Work to complete:
Give the listing again character for character, but drop the images.

start

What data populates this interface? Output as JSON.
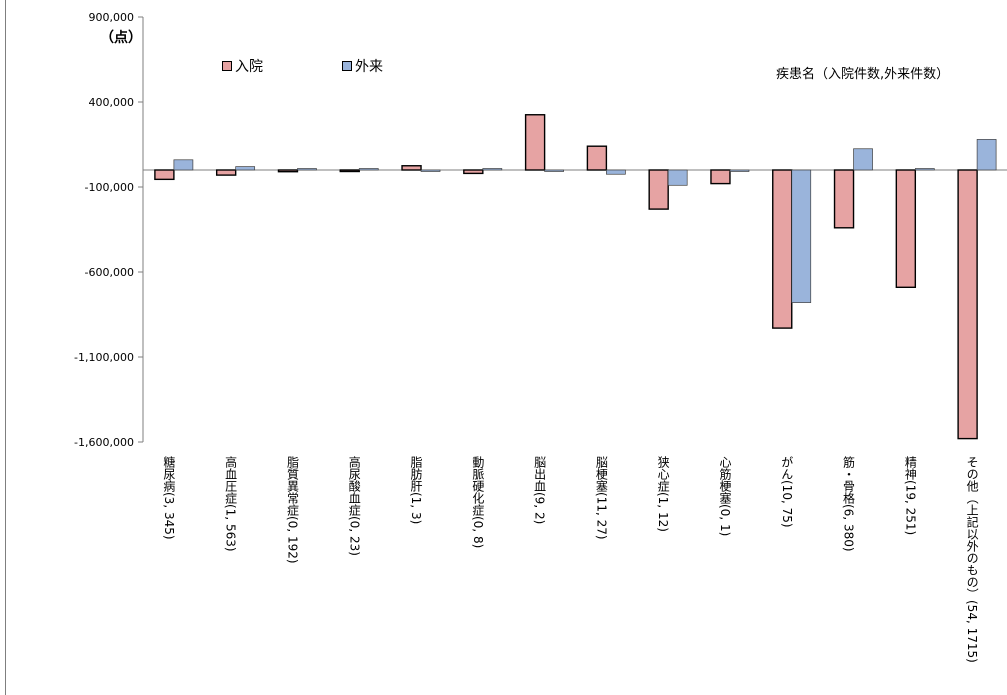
{
  "chart_data": {
    "type": "bar",
    "unit_label": "（点）",
    "notation": "疾患名（入院件数,外来件数）",
    "categories": [
      "糖尿病(3, 345)",
      "高血圧症(1, 563)",
      "脂質異常症(0, 192)",
      "高尿酸血症(0, 23)",
      "脂肪肝(1, 3)",
      "動脈硬化症(0, 8)",
      "脳出血(9, 2)",
      "脳梗塞(11, 27)",
      "狭心症(1, 12)",
      "心筋梗塞(0, 1)",
      "がん(10, 75)",
      "筋・骨格(6, 380)",
      "精神(19, 251)",
      "その他（上記以外のもの）(54, 1715)"
    ],
    "series": [
      {
        "name": "入院",
        "color": "#e6a3a3",
        "values": [
          -55000,
          -30000,
          -10000,
          -5000,
          25000,
          -20000,
          325000,
          140000,
          -230000,
          -80000,
          -930000,
          -340000,
          -690000,
          -1580000
        ]
      },
      {
        "name": "外来",
        "color": "#9ab4db",
        "values": [
          60000,
          20000,
          5000,
          5000,
          -5000,
          5000,
          -5000,
          -25000,
          -90000,
          -5000,
          -780000,
          125000,
          5000,
          180000
        ]
      }
    ],
    "y_ticks": [
      "900,000",
      "400,000",
      "-100,000",
      "-600,000",
      "-1,100,000",
      "-1,600,000"
    ],
    "ylim": [
      -1600000,
      900000
    ],
    "grid": false,
    "legend_position": "top-left"
  }
}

end

Finished task:
What data populates this interface? Output as JSON.
{
  "chart_data": {
    "type": "bar",
    "unit_label": "（点）",
    "notation": "疾患名（入院件数,外来件数）",
    "categories": [
      "糖尿病(3, 345)",
      "高血圧症(1, 563)",
      "脂質異常症(0, 192)",
      "高尿酸血症(0, 23)",
      "脂肪肝(1, 3)",
      "動脈硬化症(0, 8)",
      "脳出血(9, 2)",
      "脳梗塞(11, 27)",
      "狭心症(1, 12)",
      "心筋梗塞(0, 1)",
      "がん(10, 75)",
      "筋・骨格(6, 380)",
      "精神(19, 251)",
      "その他（上記以外のもの）(54, 1715)"
    ],
    "series": [
      {
        "name": "入院",
        "color": "#e6a3a3",
        "values": [
          -55000,
          -30000,
          -10000,
          -5000,
          25000,
          -20000,
          325000,
          140000,
          -230000,
          -80000,
          -930000,
          -340000,
          -690000,
          -1580000
        ]
      },
      {
        "name": "外来",
        "color": "#9ab4db",
        "values": [
          60000,
          20000,
          5000,
          5000,
          -5000,
          5000,
          -5000,
          -25000,
          -90000,
          -5000,
          -780000,
          125000,
          5000,
          180000
        ]
      }
    ],
    "y_ticks": [
      "900,000",
      "400,000",
      "-100,000",
      "-600,000",
      "-1,100,000",
      "-1,600,000"
    ],
    "ylim": [
      -1600000,
      900000
    ],
    "grid": false,
    "legend_position": "top-left"
  }
}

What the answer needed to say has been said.